- Work instructions -
Please copy out, unchanged, everything from the line containing "Localize each UI" down to the line containing "empty-cell[interactable] [593,589,739,614]", including both of those lines. Give only those entries.

- Information provided -
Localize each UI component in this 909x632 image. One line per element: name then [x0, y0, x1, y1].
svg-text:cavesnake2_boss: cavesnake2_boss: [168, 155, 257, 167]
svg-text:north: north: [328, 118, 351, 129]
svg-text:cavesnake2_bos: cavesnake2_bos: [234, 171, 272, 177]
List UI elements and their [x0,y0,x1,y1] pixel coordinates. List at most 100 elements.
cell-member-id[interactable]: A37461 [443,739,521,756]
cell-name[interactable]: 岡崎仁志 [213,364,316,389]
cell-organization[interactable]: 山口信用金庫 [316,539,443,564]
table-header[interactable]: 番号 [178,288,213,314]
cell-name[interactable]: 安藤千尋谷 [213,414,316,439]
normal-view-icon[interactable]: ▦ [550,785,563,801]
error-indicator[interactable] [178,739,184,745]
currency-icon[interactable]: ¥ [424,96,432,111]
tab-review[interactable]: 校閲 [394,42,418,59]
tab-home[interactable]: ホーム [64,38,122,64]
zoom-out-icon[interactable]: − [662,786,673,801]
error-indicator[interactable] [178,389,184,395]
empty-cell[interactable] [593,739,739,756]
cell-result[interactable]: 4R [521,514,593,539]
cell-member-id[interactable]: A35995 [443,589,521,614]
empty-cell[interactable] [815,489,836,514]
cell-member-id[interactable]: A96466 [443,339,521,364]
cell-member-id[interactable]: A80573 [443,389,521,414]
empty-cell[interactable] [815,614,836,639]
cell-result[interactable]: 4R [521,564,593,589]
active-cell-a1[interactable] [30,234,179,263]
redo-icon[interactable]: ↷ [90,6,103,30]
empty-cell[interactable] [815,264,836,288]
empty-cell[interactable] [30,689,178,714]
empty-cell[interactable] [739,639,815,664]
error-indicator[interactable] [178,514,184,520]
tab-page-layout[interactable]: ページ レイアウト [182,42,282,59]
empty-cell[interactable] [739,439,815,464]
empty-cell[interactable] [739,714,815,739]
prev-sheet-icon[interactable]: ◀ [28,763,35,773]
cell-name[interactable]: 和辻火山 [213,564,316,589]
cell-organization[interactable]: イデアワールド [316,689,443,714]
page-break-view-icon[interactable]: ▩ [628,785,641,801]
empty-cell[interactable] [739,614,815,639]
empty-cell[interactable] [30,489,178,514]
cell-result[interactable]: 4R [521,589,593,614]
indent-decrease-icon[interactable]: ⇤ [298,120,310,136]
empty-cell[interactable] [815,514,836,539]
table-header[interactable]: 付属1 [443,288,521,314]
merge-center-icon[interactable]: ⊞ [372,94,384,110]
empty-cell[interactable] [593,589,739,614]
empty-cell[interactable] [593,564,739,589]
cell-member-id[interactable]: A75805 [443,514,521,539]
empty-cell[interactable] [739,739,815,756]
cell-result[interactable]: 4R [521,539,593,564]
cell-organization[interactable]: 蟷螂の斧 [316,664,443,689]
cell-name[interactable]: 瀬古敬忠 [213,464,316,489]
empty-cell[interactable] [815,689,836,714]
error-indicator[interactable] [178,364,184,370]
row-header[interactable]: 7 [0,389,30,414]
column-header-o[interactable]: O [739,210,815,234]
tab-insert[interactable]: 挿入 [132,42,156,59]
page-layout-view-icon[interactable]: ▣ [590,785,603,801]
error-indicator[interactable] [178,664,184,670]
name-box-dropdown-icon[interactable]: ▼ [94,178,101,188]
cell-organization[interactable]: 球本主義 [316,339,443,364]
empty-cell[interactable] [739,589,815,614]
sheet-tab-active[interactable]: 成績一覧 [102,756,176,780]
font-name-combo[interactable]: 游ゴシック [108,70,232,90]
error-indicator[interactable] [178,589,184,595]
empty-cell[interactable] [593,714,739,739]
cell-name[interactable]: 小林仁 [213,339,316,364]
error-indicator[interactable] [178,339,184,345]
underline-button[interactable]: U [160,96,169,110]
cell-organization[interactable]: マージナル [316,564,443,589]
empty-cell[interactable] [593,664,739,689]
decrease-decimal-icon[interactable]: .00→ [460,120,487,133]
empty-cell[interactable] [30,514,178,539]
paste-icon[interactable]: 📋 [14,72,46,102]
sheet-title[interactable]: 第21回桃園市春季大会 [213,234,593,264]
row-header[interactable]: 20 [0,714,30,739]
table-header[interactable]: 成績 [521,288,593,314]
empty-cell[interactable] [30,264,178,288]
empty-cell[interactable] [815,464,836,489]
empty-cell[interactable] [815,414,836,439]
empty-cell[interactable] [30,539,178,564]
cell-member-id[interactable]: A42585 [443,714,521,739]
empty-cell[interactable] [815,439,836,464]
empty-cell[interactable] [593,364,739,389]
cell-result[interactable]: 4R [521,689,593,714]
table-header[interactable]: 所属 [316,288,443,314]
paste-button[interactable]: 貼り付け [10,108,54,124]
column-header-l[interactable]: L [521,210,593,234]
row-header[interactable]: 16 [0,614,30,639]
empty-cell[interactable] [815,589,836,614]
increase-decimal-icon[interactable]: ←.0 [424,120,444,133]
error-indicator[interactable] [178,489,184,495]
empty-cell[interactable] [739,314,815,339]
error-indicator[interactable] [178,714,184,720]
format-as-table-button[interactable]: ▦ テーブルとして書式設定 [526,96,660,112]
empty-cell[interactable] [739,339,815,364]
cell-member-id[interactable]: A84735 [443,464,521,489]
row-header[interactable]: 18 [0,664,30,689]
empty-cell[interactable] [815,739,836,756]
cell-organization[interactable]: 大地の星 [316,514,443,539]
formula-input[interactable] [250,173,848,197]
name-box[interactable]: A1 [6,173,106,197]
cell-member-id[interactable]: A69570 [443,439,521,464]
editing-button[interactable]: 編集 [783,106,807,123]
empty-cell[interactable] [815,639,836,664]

---

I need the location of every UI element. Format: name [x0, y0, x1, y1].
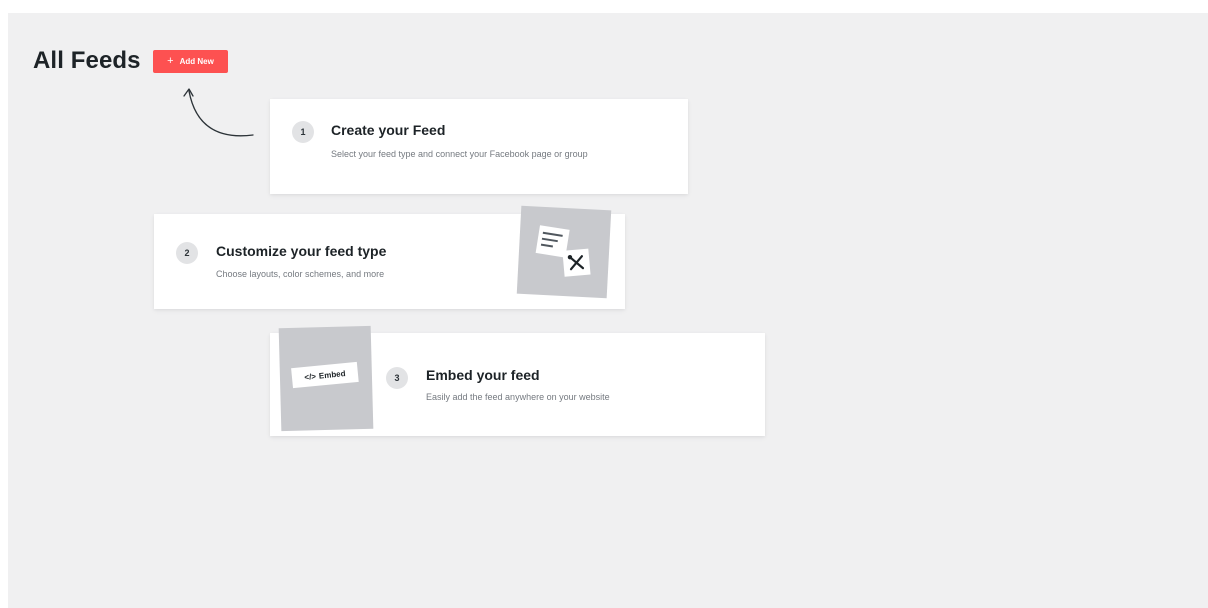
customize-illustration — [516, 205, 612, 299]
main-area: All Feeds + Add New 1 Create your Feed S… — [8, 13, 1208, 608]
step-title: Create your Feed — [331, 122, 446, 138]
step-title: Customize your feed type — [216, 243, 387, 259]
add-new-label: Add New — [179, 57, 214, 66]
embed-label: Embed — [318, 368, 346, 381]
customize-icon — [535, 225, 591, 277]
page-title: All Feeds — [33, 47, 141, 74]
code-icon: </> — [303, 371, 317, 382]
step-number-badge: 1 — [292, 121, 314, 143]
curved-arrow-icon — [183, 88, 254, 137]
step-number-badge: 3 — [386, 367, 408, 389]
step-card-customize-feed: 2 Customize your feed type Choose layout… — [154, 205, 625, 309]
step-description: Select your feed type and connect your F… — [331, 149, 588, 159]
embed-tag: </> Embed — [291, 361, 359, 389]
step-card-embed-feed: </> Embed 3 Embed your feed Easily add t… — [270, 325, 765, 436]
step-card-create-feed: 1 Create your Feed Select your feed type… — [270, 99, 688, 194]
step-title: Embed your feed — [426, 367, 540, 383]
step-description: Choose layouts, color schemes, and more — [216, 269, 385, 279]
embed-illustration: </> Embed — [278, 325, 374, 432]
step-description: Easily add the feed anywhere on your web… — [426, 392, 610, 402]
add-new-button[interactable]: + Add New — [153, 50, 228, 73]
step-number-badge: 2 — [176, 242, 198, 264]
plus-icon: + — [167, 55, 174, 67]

...

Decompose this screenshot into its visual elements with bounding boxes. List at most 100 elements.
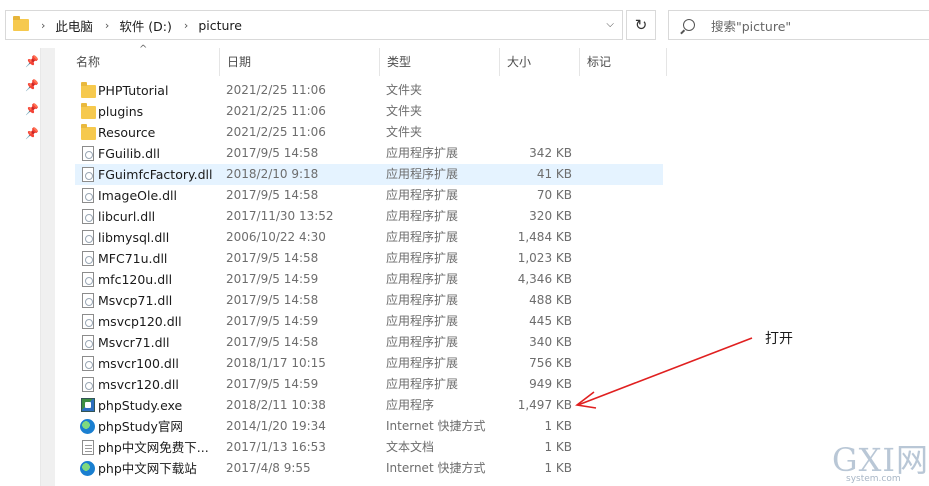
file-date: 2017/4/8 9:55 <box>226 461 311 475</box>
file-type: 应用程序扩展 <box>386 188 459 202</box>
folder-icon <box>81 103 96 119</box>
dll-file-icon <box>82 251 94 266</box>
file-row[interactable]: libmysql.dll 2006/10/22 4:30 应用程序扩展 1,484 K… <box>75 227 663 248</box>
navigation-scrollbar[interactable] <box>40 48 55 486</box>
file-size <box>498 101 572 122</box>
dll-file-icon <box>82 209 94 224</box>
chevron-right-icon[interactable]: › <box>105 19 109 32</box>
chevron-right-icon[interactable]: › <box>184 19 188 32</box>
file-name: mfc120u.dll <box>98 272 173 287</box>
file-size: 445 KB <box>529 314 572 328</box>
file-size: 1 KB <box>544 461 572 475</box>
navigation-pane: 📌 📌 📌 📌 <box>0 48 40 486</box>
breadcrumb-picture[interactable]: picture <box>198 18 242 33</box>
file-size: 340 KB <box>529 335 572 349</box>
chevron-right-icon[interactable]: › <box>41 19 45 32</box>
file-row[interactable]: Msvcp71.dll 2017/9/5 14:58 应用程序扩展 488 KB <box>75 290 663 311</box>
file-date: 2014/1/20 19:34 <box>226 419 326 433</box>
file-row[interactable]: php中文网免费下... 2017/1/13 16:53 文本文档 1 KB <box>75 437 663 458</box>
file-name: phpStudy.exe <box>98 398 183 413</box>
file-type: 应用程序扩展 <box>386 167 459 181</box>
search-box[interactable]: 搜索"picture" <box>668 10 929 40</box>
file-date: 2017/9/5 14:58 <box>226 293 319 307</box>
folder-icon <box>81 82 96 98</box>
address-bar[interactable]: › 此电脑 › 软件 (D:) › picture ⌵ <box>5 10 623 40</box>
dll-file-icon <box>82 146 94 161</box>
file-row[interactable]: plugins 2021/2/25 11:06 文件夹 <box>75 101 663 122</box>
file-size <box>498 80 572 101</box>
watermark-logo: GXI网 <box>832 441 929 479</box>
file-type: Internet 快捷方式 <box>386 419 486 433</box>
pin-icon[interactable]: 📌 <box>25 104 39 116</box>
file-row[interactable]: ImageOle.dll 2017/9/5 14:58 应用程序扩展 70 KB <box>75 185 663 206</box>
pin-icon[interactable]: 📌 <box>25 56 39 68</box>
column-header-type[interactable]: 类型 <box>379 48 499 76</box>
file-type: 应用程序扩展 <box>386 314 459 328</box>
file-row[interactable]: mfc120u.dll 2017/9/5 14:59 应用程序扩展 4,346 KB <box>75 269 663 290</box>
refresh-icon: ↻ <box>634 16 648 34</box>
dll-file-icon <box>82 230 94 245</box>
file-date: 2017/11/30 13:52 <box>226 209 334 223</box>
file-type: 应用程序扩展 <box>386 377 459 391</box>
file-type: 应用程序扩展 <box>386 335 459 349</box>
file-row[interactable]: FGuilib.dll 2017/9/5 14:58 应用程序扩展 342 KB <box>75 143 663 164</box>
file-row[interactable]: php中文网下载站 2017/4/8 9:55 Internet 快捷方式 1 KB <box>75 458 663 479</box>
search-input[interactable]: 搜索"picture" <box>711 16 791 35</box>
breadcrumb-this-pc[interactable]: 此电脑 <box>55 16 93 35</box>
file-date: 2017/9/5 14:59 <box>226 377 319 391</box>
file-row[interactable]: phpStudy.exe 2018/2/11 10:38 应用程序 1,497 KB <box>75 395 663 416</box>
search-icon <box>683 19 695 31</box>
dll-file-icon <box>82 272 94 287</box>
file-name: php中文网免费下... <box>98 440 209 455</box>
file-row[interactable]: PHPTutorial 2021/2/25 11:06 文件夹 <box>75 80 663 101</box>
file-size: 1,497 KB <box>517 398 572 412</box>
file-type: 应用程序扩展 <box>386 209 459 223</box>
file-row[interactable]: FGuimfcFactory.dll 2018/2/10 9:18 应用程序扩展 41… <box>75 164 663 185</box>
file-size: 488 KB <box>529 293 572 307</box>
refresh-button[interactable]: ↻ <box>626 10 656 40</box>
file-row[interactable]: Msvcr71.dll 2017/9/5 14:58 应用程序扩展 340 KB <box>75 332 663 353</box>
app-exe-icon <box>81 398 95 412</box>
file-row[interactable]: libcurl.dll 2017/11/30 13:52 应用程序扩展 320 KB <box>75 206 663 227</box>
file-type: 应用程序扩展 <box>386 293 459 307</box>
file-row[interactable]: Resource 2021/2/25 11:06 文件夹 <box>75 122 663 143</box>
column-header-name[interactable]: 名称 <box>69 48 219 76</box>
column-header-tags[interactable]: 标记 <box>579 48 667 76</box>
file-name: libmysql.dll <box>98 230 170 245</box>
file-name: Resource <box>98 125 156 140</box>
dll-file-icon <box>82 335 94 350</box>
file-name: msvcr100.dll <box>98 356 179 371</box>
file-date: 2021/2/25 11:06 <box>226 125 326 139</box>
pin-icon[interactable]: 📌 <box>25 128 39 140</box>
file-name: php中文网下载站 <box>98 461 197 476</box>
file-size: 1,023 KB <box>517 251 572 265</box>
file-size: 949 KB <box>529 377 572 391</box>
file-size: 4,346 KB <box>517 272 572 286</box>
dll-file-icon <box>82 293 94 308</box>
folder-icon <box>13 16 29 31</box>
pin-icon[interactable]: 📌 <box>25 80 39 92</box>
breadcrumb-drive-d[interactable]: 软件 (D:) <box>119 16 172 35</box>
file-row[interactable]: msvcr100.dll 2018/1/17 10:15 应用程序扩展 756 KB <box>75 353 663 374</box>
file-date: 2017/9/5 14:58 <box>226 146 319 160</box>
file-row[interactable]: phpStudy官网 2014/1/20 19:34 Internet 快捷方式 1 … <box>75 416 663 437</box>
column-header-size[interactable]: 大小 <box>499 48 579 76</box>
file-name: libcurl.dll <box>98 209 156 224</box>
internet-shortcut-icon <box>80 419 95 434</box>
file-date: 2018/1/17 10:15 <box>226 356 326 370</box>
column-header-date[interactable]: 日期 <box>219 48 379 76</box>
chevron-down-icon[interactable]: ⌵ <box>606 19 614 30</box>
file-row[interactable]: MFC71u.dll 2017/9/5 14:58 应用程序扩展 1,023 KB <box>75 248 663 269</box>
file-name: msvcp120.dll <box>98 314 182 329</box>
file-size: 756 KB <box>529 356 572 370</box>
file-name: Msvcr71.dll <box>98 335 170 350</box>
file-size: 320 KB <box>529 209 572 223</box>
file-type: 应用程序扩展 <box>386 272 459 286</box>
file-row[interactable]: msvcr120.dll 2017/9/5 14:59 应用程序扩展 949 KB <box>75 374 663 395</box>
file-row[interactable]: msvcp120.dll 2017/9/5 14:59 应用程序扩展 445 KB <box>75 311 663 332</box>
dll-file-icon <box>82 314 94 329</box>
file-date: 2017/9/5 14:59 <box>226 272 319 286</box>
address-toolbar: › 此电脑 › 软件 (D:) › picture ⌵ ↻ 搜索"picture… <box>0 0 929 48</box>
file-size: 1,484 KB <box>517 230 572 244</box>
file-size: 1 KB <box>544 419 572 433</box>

- Written answer -
Localize each UI component in this 909x632 image. One line per element: name then [x0, y0, x1, y1].
svg-text:cavesnake2_boss: cavesnake2_boss: [168, 155, 257, 167]
svg-text:north: north: [328, 118, 351, 129]
svg-text:cavesnake2_bos: cavesnake2_bos: [234, 171, 272, 177]
List UI elements and their [x0,y0,x1,y1] pixel coordinates. List at most 100 elements.
cell-member-id[interactable]: A37461 [443,739,521,756]
cell-name[interactable]: 岡崎仁志 [213,364,316,389]
cell-organization[interactable]: 山口信用金庫 [316,539,443,564]
table-header[interactable]: 番号 [178,288,213,314]
cell-name[interactable]: 安藤千尋谷 [213,414,316,439]
normal-view-icon[interactable]: ▦ [550,785,563,801]
error-indicator[interactable] [178,739,184,745]
currency-icon[interactable]: ¥ [424,96,432,111]
tab-review[interactable]: 校閲 [394,42,418,59]
tab-home[interactable]: ホーム [64,38,122,64]
zoom-out-icon[interactable]: − [662,786,673,801]
error-indicator[interactable] [178,389,184,395]
empty-cell[interactable] [593,739,739,756]
cell-result[interactable]: 4R [521,514,593,539]
cell-member-id[interactable]: A35995 [443,589,521,614]
empty-cell[interactable] [815,489,836,514]
cell-member-id[interactable]: A96466 [443,339,521,364]
cell-member-id[interactable]: A80573 [443,389,521,414]
empty-cell[interactable] [815,614,836,639]
cell-result[interactable]: 4R [521,564,593,589]
active-cell-a1[interactable] [30,234,179,263]
redo-icon[interactable]: ↷ [90,6,103,30]
empty-cell[interactable] [815,264,836,288]
empty-cell[interactable] [30,689,178,714]
empty-cell[interactable] [739,639,815,664]
error-indicator[interactable] [178,514,184,520]
tab-page-layout[interactable]: ページ レイアウト [182,42,282,59]
empty-cell[interactable] [739,439,815,464]
empty-cell[interactable] [739,714,815,739]
prev-sheet-icon[interactable]: ◀ [28,763,35,773]
cell-name[interactable]: 和辻火山 [213,564,316,589]
cell-organization[interactable]: イデアワールド [316,689,443,714]
page-break-view-icon[interactable]: ▩ [628,785,641,801]
empty-cell[interactable] [739,614,815,639]
empty-cell[interactable] [30,489,178,514]
cell-result[interactable]: 4R [521,589,593,614]
indent-decrease-icon[interactable]: ⇤ [298,120,310,136]
empty-cell[interactable] [815,514,836,539]
table-header[interactable]: 付属1 [443,288,521,314]
merge-center-icon[interactable]: ⊞ [372,94,384,110]
empty-cell[interactable] [593,589,739,614]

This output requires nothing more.